### Your goal
Write out the data below in full. Keep it exact.

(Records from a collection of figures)
## START

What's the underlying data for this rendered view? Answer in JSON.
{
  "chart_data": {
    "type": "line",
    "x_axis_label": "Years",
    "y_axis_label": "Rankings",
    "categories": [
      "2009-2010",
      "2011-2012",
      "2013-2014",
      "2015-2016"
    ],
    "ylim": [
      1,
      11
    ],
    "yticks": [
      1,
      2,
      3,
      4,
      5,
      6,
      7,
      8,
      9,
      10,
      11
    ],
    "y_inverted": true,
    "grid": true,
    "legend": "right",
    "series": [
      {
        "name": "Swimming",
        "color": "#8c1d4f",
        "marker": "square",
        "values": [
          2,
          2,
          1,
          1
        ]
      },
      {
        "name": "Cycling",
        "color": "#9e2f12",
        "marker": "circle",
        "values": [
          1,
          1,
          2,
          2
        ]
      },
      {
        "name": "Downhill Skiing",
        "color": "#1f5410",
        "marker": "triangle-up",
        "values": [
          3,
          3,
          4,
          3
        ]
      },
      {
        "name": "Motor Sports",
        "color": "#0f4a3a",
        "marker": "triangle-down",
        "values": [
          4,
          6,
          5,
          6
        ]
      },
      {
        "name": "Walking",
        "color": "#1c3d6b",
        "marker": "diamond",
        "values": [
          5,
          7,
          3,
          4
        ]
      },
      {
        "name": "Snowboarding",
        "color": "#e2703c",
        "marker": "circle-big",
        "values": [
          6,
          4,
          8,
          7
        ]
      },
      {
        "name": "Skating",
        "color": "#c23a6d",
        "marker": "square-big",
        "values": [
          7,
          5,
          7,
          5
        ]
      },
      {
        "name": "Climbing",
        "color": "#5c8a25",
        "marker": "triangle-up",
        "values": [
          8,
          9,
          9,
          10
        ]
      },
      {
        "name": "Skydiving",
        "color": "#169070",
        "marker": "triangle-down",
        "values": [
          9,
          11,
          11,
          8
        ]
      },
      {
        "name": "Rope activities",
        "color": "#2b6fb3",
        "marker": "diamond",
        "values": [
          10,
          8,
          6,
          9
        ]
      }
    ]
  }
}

## END

### Task response
What's the underlying data for this rendered view? Answer in JSON.
{
  "chart_data": {
    "type": "line",
    "x_axis_label": "Years",
    "y_axis_label": "Rankings",
    "categories": [
      "2009-2010",
      "2011-2012",
      "2013-2014",
      "2015-2016"
    ],
    "ylim": [
      1,
      11
    ],
    "yticks": [
      1,
      2,
      3,
      4,
      5,
      6,
      7,
      8,
      9,
      10,
      11
    ],
    "y_inverted": true,
    "grid": true,
    "legend": "right",
    "series": [
      {
        "name": "Swimming",
        "color": "#8c1d4f",
        "marker": "square",
        "values": [
          2,
          2,
          1,
          1
        ]
      },
      {
        "name": "Cycling",
        "color": "#9e2f12",
        "marker": "circle",
        "values": [
          1,
          1,
          2,
          2
        ]
      },
      {
        "name": "Downhill Skiing",
        "color": "#1f5410",
        "marker": "triangle-up",
        "values": [
          3,
          3,
          4,
          3
        ]
      },
      {
        "name": "Motor Sports",
        "color": "#0f4a3a",
        "marker": "triangle-down",
        "values": [
          4,
          6,
          5,
          6
        ]
      },
      {
        "name": "Walking",
        "color": "#1c3d6b",
        "marker": "diamond",
        "values": [
          5,
          7,
          3,
          4
        ]
      },
      {
        "name": "Snowboarding",
        "color": "#e2703c",
        "marker": "circle-big",
        "values": [
          6,
          4,
          8,
          7
        ]
      },
      {
        "name": "Skating",
        "color": "#c23a6d",
        "marker": "square-big",
        "values": [
          7,
          5,
          7,
          5
        ]
      },
      {
        "name": "Climbing",
        "color": "#5c8a25",
        "marker": "triangle-up",
        "values": [
          8,
          9,
          9,
          10
        ]
      },
      {
        "name": "Skydiving",
        "color": "#169070",
        "marker": "triangle-down",
        "values": [
          9,
          11,
          11,
          8
        ]
      },
      {
        "name": "Rope activities",
        "color": "#2b6fb3",
        "marker": "diamond",
        "values": [
          10,
          8,
          6,
          9
        ]
      }
    ]
  }
}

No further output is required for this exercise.